(Data listing)

+ + + + + + +

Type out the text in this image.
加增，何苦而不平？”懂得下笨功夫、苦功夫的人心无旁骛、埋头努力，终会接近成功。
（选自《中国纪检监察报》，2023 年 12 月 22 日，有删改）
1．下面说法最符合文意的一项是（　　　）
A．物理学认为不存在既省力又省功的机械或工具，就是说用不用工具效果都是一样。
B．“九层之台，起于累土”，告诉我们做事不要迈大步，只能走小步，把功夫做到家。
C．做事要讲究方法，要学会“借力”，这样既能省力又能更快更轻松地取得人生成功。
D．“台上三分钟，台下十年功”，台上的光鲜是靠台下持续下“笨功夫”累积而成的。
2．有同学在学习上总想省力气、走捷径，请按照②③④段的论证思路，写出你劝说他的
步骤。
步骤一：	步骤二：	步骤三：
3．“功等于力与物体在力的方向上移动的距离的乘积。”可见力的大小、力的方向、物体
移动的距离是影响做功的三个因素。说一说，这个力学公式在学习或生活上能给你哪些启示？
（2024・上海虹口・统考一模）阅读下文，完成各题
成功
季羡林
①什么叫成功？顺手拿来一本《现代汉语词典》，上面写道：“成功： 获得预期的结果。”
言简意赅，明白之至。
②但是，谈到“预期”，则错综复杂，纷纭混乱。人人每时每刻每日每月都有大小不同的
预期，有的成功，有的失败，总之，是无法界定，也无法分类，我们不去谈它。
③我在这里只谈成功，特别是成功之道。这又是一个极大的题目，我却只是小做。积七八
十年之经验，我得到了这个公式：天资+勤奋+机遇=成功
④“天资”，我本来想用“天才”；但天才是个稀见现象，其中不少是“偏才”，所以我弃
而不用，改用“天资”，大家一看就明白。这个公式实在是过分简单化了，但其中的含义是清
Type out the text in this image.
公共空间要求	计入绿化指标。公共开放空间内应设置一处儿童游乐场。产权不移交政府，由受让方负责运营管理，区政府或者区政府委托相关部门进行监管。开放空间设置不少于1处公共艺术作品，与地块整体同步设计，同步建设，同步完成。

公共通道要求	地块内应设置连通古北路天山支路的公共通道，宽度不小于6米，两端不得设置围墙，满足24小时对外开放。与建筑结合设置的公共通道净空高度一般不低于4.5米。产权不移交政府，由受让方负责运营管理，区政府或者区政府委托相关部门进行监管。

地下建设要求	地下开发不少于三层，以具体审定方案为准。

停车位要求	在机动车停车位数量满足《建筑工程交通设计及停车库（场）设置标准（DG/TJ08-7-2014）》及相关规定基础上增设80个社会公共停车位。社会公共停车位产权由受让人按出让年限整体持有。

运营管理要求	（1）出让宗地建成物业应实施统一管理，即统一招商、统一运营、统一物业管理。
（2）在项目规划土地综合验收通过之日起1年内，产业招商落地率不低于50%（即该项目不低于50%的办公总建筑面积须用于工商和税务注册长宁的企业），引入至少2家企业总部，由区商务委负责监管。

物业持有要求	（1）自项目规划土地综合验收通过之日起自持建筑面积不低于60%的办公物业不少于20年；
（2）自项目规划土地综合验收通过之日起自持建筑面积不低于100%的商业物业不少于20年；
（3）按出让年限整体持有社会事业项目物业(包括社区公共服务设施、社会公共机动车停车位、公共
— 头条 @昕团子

+ + + + + + +

DESCRIPTION OF THE TASK
Nothing should be left out: repeat all of the data exactly.

RESPONSE TO THE EXERCISE
Type out the text in this image.
加增，何苦而不平？”懂得下笨功夫、苦功夫的人心无旁骛、埋头努力，终会接近成功。
（选自《中国纪检监察报》，2023 年 12 月 22 日，有删改）
1．下面说法最符合文意的一项是（　　　）
A．物理学认为不存在既省力又省功的机械或工具，就是说用不用工具效果都是一样。
B．“九层之台，起于累土”，告诉我们做事不要迈大步，只能走小步，把功夫做到家。
C．做事要讲究方法，要学会“借力”，这样既能省力又能更快更轻松地取得人生成功。
D．“台上三分钟，台下十年功”，台上的光鲜是靠台下持续下“笨功夫”累积而成的。
2．有同学在学习上总想省力气、走捷径，请按照②③④段的论证思路，写出你劝说他的
步骤。
步骤一：	步骤二：	步骤三：
3．“功等于力与物体在力的方向上移动的距离的乘积。”可见力的大小、力的方向、物体
移动的距离是影响做功的三个因素。说一说，这个力学公式在学习或生活上能给你哪些启示？
（2024・上海虹口・统考一模）阅读下文，完成各题
成功
季羡林
①什么叫成功？顺手拿来一本《现代汉语词典》，上面写道：“成功： 获得预期的结果。”
言简意赅，明白之至。
②但是，谈到“预期”，则错综复杂，纷纭混乱。人人每时每刻每日每月都有大小不同的
预期，有的成功，有的失败，总之，是无法界定，也无法分类，我们不去谈它。
③我在这里只谈成功，特别是成功之道。这又是一个极大的题目，我却只是小做。积七八
十年之经验，我得到了这个公式：天资+勤奋+机遇=成功
④“天资”，我本来想用“天才”；但天才是个稀见现象，其中不少是“偏才”，所以我弃
而不用，改用“天资”，大家一看就明白。这个公式实在是过分简单化了，但其中的含义是清
Type out the text in this image.
公共空间要求	计入绿化指标。公共开放空间内应设置一处儿童游乐场。产权不移交政府，由受让方负责运营管理，区政府或者区政府委托相关部门进行监管。开放空间设置不少于1处公共艺术作品，与地块整体同步设计，同步建设，同步完成。

公共通道要求	地块内应设置连通古北路天山支路的公共通道，宽度不小于6米，两端不得设置围墙，满足24小时对外开放。与建筑结合设置的公共通道净空高度一般不低于4.5米。产权不移交政府，由受让方负责运营管理，区政府或者区政府委托相关部门进行监管。

地下建设要求	地下开发不少于三层，以具体审定方案为准。

停车位要求	在机动车停车位数量满足《建筑工程交通设计及停车库（场）设置标准（DG/TJ08-7-2014）》及相关规定基础上增设80个社会公共停车位。社会公共停车位产权由受让人按出让年限整体持有。

运营管理要求	（1）出让宗地建成物业应实施统一管理，即统一招商、统一运营、统一物业管理。
（2）在项目规划土地综合验收通过之日起1年内，产业招商落地率不低于50%（即该项目不低于50%的办公总建筑面积须用于工商和税务注册长宁的企业），引入至少2家企业总部，由区商务委负责监管。

物业持有要求	（1）自项目规划土地综合验收通过之日起自持建筑面积不低于60%的办公物业不少于20年；
（2）自项目规划土地综合验收通过之日起自持建筑面积不低于100%的商业物业不少于20年；
（3）按出让年限整体持有社会事业项目物业(包括社区公共服务设施、社会公共机动车停车位、公共
— 头条 @昕团子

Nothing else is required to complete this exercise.